Monday, 17 August 2015

Thoughts on Kindle Unlimited, V2 – Payment per Page

Amazon has recently come out with the July payments to writers and publishers for the Kindle Unlimited program. The payment per page that had been bandied about by writers, previous to Amazon's announcement, was 0.6 cents per page, or 60 cents per hundred pages. The actual amount turned out to be 0.578 cents per page, or 57.8 cents per hundred pages, a remarkably close figure. Evidently, somebody out there had a reliable source of information.
This payment schedule obviously incentivizes writers to produce longer works. In our case, the Kati of Terra books all clock in at 1000 to 1100 standardized Kindle pages. At the current pricing schedule, that works out to $6 per borrow, a very nice rate indeed. And the Kati books have had a nice burst of borrowing, by our humble standards, since the change in pricing took hold. :)
Each of the Kati of Terra books have a word count of about 250,000 pages, and a standardized Kindle page count of something over a thousand pages. That means a standardized Kindle page works out to about 250 words. Interestingly, that's about the speed at which your average reader reads – 250 words per minute. So, a typical reader costs Amazon about 0.6 cents for every minute of reading, or 36 cents for every hour, or about a dollar for every 3 hours. Assuming that Kindle Unlimited customers pay Amazon about $10 per month to be in the program, that means the average reader can access about 30 hours of reading, before Amazon begins to lose money.
That's about 7 hours per week, or an hour per day – not a high rate of reading for a lot of us, but I am sure that Amazon's data scientists did a lot of research to determine the point at which readers were satisfied, on average, and where Amazon makes a tidy profit. Most subscription services, in any industry, take advantage of the fact that most users will only make light use of the service. Think of all you can eat salad bars – most of us get filled up pretty quickly, so the restaurant can afford this apparently limitless offer. Similarly with spas and gyms – their deals are predicated on the expectation that most people simply will not make as much use of the service as they think they will.

===

• _WHAT TO DO_: In the Kindle Unlimited post, what did the actual July payment per page turn out to be?

===

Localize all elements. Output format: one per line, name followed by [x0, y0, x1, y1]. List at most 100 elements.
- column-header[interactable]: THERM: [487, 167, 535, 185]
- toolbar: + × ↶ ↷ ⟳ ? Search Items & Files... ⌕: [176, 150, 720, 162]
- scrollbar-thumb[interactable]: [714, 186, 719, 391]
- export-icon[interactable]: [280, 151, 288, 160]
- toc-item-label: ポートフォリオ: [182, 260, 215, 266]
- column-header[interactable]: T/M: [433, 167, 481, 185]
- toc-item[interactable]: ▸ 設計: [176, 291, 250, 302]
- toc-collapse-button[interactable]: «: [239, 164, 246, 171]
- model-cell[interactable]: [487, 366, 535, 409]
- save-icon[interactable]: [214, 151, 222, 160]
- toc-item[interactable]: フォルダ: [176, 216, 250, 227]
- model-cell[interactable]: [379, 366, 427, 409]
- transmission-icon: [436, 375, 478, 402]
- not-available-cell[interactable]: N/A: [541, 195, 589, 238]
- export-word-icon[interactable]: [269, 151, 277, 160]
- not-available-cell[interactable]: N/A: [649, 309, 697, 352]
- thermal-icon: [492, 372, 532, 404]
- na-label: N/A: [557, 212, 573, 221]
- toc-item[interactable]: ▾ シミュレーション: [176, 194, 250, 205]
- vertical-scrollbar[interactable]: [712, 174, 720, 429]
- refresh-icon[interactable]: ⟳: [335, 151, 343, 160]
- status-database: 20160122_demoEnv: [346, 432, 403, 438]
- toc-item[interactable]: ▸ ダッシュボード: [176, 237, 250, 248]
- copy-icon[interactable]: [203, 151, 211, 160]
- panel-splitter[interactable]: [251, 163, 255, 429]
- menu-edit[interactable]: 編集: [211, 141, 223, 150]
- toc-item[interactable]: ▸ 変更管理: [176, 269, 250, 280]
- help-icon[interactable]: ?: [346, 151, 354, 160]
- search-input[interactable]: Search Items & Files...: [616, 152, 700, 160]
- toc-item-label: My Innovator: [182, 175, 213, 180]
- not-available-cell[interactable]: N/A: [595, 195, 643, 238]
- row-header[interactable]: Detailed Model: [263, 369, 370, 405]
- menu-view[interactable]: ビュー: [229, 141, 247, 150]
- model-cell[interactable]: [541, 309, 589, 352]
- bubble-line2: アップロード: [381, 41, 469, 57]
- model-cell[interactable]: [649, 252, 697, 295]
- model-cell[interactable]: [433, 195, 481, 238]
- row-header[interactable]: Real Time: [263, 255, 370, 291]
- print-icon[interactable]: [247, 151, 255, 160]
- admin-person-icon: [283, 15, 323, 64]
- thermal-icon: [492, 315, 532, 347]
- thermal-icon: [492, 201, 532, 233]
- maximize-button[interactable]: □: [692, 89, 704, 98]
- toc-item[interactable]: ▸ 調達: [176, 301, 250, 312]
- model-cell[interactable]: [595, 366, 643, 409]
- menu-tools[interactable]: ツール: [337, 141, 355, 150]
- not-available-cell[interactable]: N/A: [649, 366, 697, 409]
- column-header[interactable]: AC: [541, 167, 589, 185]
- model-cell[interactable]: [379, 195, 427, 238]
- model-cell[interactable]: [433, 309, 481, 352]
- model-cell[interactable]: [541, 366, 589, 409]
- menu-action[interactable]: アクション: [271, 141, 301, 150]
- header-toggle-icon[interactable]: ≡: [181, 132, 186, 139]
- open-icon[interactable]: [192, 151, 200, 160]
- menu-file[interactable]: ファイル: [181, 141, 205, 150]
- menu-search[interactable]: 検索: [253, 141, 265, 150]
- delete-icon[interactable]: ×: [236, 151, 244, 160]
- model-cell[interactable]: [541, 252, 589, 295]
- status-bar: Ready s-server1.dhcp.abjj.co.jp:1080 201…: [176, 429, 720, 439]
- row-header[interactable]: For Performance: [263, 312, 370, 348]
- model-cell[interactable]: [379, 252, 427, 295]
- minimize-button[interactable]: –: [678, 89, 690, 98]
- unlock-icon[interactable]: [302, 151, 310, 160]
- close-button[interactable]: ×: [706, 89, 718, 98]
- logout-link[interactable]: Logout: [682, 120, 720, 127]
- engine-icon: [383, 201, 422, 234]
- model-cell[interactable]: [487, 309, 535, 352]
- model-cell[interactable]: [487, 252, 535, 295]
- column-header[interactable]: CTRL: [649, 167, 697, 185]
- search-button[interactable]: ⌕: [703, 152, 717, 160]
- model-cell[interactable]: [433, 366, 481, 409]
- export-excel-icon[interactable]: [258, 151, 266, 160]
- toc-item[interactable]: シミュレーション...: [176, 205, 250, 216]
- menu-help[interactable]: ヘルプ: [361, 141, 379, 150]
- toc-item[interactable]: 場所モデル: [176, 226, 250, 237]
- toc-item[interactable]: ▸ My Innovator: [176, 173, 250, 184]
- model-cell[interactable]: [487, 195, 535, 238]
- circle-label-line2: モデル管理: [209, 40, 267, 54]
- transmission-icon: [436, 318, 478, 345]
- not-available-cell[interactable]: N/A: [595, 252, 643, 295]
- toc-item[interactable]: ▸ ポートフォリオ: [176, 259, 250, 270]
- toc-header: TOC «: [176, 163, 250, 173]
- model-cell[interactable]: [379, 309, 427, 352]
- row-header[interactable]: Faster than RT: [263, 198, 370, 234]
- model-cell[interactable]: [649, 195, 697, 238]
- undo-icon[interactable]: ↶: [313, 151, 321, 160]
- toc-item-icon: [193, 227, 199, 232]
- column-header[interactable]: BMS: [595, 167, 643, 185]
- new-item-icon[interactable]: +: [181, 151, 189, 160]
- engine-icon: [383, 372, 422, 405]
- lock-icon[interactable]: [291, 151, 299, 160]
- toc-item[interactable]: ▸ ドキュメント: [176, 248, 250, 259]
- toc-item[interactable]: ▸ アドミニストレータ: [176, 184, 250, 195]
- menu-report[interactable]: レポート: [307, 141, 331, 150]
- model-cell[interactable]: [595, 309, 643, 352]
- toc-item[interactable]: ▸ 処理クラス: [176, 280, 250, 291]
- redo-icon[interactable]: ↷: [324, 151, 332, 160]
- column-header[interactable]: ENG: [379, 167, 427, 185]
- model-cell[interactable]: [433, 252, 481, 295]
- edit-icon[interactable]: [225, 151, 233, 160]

===

• _SOLUTION_: It was 0.578 cents per page, or 57.8 cents per hundred pages.